--- BEGIN DATASET ---

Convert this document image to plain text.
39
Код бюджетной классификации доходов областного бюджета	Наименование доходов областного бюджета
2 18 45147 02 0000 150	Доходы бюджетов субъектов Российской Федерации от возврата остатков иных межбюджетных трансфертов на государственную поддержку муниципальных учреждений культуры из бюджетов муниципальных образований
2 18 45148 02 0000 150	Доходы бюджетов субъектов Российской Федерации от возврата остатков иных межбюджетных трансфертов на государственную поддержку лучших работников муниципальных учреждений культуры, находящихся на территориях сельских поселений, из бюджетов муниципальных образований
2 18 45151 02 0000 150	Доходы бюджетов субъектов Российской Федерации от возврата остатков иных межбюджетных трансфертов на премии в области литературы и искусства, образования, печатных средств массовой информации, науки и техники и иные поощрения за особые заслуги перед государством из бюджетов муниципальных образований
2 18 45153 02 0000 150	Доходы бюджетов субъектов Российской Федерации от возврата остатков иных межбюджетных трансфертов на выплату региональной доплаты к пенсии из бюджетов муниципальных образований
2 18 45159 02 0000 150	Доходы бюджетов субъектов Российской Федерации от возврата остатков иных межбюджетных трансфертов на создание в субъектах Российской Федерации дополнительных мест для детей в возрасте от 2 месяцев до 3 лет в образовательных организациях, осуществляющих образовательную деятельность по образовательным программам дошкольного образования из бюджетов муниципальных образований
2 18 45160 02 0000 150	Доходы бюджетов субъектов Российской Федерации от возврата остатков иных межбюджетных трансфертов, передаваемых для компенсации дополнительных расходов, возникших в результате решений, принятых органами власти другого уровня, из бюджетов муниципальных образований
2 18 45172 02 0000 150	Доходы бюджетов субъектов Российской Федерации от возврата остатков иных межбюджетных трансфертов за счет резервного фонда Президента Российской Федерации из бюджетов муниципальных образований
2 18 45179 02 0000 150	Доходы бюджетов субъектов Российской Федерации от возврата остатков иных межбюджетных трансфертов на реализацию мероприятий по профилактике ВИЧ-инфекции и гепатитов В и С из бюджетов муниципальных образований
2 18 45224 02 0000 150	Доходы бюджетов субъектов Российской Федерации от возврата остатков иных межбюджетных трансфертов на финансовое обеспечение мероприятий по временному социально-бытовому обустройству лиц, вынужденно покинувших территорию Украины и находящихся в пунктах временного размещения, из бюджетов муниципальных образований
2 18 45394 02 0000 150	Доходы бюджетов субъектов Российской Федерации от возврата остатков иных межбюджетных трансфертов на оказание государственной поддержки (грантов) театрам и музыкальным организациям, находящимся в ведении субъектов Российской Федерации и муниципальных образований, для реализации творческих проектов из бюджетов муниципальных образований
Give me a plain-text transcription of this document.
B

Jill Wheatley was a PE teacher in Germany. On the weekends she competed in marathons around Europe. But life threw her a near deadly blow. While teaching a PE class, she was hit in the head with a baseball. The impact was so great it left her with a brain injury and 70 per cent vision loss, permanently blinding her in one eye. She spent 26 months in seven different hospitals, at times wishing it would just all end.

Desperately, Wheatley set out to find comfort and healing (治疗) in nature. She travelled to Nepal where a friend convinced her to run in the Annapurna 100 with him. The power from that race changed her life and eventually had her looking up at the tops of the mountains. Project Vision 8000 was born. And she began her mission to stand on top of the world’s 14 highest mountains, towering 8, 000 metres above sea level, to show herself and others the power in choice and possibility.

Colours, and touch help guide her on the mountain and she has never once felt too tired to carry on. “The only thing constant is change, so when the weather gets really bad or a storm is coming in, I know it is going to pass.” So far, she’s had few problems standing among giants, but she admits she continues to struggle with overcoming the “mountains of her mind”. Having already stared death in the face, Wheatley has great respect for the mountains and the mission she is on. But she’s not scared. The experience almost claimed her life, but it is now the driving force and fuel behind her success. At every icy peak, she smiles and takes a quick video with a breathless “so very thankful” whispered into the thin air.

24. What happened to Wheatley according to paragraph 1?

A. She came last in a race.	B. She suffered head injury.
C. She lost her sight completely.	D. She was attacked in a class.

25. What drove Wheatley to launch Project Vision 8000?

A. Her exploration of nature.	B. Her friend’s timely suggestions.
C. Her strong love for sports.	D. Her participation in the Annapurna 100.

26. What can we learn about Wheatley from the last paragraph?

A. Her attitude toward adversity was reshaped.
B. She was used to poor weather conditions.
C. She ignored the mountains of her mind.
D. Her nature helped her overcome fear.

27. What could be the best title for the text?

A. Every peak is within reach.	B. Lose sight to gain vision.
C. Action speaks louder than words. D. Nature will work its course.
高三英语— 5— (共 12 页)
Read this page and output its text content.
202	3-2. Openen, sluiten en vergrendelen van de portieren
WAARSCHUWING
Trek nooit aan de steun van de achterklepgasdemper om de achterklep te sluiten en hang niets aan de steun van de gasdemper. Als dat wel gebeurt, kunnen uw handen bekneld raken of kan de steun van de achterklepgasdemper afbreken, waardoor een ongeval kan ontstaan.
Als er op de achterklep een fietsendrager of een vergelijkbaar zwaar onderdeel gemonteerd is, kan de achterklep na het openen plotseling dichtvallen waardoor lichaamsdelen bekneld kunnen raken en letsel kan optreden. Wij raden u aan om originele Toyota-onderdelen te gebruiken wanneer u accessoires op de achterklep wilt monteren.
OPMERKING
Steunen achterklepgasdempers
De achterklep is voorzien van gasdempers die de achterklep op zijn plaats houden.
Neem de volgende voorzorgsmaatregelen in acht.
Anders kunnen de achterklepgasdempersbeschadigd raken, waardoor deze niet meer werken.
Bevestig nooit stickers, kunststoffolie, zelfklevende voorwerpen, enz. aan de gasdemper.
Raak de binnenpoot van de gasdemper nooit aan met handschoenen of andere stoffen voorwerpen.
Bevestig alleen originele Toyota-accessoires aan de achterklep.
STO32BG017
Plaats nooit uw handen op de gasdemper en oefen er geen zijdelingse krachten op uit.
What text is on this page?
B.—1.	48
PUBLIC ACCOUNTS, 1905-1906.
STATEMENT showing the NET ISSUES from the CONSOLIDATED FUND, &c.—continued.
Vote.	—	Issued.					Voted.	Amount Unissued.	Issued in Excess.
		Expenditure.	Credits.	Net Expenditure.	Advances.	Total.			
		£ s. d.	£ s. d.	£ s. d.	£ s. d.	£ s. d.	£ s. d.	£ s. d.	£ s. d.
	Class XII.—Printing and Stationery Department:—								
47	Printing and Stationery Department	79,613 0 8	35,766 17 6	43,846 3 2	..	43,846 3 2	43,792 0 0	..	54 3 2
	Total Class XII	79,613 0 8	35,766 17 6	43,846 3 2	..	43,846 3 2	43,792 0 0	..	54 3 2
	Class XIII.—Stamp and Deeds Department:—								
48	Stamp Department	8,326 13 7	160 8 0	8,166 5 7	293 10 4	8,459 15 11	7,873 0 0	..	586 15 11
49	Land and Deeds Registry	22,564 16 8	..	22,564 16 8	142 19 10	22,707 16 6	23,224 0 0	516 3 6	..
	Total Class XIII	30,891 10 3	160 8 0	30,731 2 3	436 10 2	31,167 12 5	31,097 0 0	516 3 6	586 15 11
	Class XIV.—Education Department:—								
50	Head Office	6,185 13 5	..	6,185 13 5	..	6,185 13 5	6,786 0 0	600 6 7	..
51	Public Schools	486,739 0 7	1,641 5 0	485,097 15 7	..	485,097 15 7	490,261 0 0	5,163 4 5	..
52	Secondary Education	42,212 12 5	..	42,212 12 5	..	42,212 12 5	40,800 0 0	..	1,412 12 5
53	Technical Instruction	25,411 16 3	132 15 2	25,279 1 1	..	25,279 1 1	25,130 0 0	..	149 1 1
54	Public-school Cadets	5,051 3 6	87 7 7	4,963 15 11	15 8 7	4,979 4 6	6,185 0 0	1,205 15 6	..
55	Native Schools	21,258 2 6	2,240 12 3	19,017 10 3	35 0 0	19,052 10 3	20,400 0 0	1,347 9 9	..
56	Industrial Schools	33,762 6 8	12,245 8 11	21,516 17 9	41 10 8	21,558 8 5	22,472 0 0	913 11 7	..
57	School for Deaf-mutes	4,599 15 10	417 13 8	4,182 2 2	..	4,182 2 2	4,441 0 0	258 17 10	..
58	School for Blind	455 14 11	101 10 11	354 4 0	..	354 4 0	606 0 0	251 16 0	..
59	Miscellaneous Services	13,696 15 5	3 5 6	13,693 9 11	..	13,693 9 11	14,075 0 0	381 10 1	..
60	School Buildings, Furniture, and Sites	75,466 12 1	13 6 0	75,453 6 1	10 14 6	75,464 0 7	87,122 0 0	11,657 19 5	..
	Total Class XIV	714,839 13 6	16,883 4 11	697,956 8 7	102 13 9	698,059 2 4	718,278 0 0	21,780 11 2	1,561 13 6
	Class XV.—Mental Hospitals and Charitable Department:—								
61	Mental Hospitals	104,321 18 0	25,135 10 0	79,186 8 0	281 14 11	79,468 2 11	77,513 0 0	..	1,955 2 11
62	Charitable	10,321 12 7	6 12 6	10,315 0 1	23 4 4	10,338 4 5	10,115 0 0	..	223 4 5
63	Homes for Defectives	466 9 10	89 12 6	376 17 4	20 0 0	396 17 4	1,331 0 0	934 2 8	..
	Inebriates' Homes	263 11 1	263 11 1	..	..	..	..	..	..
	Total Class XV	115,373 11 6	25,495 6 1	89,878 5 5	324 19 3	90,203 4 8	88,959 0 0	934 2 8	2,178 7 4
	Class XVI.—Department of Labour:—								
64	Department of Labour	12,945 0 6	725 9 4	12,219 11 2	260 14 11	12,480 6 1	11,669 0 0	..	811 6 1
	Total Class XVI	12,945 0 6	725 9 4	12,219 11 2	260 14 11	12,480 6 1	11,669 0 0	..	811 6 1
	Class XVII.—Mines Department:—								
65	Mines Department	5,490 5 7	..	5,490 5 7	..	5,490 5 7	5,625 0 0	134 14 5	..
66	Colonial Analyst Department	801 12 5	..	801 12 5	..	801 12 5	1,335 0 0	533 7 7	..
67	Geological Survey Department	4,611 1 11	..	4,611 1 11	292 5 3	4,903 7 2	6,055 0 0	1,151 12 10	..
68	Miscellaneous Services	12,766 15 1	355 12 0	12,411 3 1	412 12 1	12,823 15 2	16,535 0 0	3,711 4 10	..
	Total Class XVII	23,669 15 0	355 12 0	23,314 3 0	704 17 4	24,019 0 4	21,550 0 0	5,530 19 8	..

--- END DATASET ---

- GIVEN PROBLEM -
Within the material above, find the lines that contain the word "mountains"; copy them.

- RESPONSE -
Desperately, Wheatley set out to find comfort and healing (治疗) in nature. She travelled to Nepal where a friend convinced her to run in the Annapurna 100 with him. The power from that race changed her life and eventually had her looking up at the tops of the mountains. Project Vision 8000 was born. And she began her mission to stand on top of the world’s 14 highest mountains, towering 8, 000 metres above sea level, to show herself and others the power in choice and possibility.
Colours, and touch help guide her on the mountain and she has never once felt too tired to carry on. “The only thing constant is change, so when the weather gets really bad or a storm is coming in, I know it is going to pass.” So far, she’s had few problems standing among giants, but she admits she continues to struggle with overcoming the “mountains of her mind”. Having already stared death in the face, Wheatley has great respect for the mountains and the mission she is on. But she’s not scared. The experience almost claimed her life, but it is now the driving force and fuel behind her success. At every icy peak, she smiles and takes a quick video with a breathless “so very thankful” whispered into the thin air.
C. She ignored the mountains of her mind.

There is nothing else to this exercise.